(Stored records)
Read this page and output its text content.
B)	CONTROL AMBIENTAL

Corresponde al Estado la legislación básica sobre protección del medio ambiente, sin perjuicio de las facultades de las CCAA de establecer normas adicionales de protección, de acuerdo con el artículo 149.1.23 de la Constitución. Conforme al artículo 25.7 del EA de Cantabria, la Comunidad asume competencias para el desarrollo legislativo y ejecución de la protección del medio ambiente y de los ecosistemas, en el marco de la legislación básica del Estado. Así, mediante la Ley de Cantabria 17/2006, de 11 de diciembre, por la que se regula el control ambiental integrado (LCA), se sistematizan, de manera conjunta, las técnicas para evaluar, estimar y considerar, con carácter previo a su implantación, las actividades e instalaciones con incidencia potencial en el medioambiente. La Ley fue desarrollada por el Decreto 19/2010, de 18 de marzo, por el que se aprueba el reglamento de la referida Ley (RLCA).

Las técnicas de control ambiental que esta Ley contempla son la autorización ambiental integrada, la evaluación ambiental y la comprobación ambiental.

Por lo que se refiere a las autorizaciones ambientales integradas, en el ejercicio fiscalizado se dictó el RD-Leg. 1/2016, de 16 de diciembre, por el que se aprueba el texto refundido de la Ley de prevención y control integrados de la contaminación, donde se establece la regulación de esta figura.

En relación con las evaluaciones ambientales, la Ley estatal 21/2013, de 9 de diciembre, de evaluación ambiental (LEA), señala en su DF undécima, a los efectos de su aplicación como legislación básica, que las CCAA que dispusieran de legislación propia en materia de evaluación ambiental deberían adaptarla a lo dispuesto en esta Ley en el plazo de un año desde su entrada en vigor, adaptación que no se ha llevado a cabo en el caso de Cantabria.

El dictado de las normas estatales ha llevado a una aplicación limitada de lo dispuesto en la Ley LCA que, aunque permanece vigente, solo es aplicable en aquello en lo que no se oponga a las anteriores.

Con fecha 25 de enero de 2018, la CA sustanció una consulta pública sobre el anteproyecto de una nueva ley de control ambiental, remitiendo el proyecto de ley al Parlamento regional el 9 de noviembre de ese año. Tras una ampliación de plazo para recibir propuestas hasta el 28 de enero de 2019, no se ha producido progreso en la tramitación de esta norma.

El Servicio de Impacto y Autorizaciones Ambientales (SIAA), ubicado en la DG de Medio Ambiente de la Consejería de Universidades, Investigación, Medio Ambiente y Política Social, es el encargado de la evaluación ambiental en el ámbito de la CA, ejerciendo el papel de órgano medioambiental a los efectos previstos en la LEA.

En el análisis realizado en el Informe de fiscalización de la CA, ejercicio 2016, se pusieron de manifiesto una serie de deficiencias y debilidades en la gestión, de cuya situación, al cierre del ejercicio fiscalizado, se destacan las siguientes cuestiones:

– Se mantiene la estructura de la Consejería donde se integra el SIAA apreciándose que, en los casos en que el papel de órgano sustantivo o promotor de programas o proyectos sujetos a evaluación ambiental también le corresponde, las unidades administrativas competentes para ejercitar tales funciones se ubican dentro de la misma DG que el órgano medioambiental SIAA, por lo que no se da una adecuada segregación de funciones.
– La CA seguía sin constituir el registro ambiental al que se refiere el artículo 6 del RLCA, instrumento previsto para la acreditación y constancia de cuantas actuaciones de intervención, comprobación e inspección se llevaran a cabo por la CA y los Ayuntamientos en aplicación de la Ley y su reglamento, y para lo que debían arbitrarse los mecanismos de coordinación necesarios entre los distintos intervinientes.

◆ **What you need to do**
The listing above should be transcribed in full, exactly as written.

◆ **Exercise response**
Read this page and output its text content.
B)	CONTROL AMBIENTAL

Corresponde al Estado la legislación básica sobre protección del medio ambiente, sin perjuicio de las facultades de las CCAA de establecer normas adicionales de protección, de acuerdo con el artículo 149.1.23 de la Constitución. Conforme al artículo 25.7 del EA de Cantabria, la Comunidad asume competencias para el desarrollo legislativo y ejecución de la protección del medio ambiente y de los ecosistemas, en el marco de la legislación básica del Estado. Así, mediante la Ley de Cantabria 17/2006, de 11 de diciembre, por la que se regula el control ambiental integrado (LCA), se sistematizan, de manera conjunta, las técnicas para evaluar, estimar y considerar, con carácter previo a su implantación, las actividades e instalaciones con incidencia potencial en el medioambiente. La Ley fue desarrollada por el Decreto 19/2010, de 18 de marzo, por el que se aprueba el reglamento de la referida Ley (RLCA).

Las técnicas de control ambiental que esta Ley contempla son la autorización ambiental integrada, la evaluación ambiental y la comprobación ambiental.

Por lo que se refiere a las autorizaciones ambientales integradas, en el ejercicio fiscalizado se dictó el RD-Leg. 1/2016, de 16 de diciembre, por el que se aprueba el texto refundido de la Ley de prevención y control integrados de la contaminación, donde se establece la regulación de esta figura.

En relación con las evaluaciones ambientales, la Ley estatal 21/2013, de 9 de diciembre, de evaluación ambiental (LEA), señala en su DF undécima, a los efectos de su aplicación como legislación básica, que las CCAA que dispusieran de legislación propia en materia de evaluación ambiental deberían adaptarla a lo dispuesto en esta Ley en el plazo de un año desde su entrada en vigor, adaptación que no se ha llevado a cabo en el caso de Cantabria.

El dictado de las normas estatales ha llevado a una aplicación limitada de lo dispuesto en la Ley LCA que, aunque permanece vigente, solo es aplicable en aquello en lo que no se oponga a las anteriores.

Con fecha 25 de enero de 2018, la CA sustanció una consulta pública sobre el anteproyecto de una nueva ley de control ambiental, remitiendo el proyecto de ley al Parlamento regional el 9 de noviembre de ese año. Tras una ampliación de plazo para recibir propuestas hasta el 28 de enero de 2019, no se ha producido progreso en la tramitación de esta norma.

El Servicio de Impacto y Autorizaciones Ambientales (SIAA), ubicado en la DG de Medio Ambiente de la Consejería de Universidades, Investigación, Medio Ambiente y Política Social, es el encargado de la evaluación ambiental en el ámbito de la CA, ejerciendo el papel de órgano medioambiental a los efectos previstos en la LEA.

En el análisis realizado en el Informe de fiscalización de la CA, ejercicio 2016, se pusieron de manifiesto una serie de deficiencias y debilidades en la gestión, de cuya situación, al cierre del ejercicio fiscalizado, se destacan las siguientes cuestiones:

– Se mantiene la estructura de la Consejería donde se integra el SIAA apreciándose que, en los casos en que el papel de órgano sustantivo o promotor de programas o proyectos sujetos a evaluación ambiental también le corresponde, las unidades administrativas competentes para ejercitar tales funciones se ubican dentro de la misma DG que el órgano medioambiental SIAA, por lo que no se da una adecuada segregación de funciones.
– La CA seguía sin constituir el registro ambiental al que se refiere el artículo 6 del RLCA, instrumento previsto para la acreditación y constancia de cuantas actuaciones de intervención, comprobación e inspección se llevaran a cabo por la CA y los Ayuntamientos en aplicación de la Ley y su reglamento, y para lo que debían arbitrarse los mecanismos de coordinación necesarios entre los distintos intervinientes.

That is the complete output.